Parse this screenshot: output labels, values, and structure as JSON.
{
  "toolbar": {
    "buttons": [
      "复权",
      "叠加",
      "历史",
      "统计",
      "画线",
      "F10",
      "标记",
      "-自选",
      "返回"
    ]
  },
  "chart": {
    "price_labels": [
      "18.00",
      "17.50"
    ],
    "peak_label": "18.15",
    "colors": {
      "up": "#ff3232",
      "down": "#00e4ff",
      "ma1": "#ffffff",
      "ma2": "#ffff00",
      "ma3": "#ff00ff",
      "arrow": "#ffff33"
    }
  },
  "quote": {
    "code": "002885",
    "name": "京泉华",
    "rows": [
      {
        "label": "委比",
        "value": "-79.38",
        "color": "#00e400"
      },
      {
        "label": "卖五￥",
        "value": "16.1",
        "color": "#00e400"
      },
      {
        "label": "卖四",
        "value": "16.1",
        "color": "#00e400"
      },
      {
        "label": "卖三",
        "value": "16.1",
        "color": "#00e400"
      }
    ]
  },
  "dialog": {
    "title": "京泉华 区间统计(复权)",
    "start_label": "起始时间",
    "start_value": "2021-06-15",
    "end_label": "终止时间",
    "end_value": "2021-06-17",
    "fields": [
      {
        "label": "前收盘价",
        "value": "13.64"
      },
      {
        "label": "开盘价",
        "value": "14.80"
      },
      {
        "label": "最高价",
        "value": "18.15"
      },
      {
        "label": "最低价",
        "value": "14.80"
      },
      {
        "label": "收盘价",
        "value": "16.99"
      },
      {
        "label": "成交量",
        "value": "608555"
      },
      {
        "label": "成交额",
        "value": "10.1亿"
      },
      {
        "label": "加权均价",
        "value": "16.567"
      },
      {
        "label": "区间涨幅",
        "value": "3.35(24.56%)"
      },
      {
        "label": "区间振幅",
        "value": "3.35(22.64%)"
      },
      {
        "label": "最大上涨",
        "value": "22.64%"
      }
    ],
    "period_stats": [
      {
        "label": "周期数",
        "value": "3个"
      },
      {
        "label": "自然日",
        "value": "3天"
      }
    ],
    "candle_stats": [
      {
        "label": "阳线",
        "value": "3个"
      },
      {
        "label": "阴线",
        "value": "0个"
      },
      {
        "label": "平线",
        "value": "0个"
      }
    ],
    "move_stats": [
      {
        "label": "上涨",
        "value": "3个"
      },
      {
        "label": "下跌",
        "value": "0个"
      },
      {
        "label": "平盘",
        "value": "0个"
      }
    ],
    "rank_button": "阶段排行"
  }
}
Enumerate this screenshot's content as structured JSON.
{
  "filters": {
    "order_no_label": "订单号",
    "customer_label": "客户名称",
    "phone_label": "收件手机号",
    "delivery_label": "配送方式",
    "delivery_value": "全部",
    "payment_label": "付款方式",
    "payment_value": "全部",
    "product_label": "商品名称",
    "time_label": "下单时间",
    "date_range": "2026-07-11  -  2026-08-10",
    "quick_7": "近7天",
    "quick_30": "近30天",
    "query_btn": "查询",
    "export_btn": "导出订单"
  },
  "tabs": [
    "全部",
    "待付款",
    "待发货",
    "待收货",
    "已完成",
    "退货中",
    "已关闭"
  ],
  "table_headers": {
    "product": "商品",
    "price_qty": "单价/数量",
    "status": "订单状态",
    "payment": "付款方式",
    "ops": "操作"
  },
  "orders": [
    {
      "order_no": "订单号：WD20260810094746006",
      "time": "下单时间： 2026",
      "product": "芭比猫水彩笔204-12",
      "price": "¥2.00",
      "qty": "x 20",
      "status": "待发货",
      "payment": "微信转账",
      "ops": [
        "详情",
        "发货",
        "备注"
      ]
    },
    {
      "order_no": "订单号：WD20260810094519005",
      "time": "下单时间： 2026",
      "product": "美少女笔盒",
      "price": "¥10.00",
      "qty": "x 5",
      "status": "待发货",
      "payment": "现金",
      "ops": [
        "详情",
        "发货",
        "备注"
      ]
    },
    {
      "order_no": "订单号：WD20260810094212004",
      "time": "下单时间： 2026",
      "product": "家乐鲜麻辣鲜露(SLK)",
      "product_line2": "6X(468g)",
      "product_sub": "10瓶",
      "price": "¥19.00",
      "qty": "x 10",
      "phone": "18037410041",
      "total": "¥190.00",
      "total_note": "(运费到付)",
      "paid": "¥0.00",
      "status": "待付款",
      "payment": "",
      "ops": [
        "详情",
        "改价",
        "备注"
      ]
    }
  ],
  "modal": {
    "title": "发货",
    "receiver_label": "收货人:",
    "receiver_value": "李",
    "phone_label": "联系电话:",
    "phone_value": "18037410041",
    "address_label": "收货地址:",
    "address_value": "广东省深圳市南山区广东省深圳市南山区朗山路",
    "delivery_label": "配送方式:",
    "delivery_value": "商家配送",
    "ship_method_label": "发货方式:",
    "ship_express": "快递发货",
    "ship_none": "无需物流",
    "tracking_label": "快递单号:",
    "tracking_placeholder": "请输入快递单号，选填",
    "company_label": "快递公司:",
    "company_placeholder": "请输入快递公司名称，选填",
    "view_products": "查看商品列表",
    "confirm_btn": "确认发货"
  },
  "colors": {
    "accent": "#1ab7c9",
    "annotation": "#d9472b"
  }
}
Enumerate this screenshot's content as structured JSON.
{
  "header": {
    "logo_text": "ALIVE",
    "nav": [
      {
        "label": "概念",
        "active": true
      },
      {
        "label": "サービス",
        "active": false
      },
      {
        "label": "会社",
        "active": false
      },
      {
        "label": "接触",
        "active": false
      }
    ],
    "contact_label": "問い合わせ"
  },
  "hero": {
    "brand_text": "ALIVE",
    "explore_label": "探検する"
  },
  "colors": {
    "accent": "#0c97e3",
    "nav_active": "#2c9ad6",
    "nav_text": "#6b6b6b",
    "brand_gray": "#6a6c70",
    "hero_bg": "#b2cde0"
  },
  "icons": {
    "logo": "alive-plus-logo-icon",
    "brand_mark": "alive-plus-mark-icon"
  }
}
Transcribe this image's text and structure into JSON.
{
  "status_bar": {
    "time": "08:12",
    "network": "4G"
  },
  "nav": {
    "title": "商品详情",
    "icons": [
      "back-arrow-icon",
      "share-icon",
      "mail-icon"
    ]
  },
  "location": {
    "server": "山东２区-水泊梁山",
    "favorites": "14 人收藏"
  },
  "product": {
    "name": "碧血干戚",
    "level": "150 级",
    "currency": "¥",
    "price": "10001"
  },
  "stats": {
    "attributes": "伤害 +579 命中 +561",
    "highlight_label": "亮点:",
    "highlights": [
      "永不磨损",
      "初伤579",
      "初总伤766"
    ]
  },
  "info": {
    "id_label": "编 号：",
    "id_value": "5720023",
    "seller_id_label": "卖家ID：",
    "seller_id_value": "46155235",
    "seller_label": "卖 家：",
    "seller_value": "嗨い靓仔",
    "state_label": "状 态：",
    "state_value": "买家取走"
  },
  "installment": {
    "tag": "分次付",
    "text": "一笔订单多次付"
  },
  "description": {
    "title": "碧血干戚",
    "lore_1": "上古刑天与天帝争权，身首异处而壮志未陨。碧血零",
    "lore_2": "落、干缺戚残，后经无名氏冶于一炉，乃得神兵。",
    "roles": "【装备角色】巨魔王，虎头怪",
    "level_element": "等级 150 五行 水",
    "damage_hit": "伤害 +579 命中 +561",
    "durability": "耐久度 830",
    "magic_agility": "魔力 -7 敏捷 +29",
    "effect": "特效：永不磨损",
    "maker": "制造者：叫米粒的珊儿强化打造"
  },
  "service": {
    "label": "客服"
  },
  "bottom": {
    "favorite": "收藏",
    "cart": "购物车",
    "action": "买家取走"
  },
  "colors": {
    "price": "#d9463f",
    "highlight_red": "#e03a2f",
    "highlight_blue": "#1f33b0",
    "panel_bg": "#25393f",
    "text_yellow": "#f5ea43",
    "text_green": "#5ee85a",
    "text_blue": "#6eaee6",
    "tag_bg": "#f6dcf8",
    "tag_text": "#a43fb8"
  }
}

## [Challenge]
Report how many lines in the data contain the word "this", with no words besides the number.

## [Written solution]
4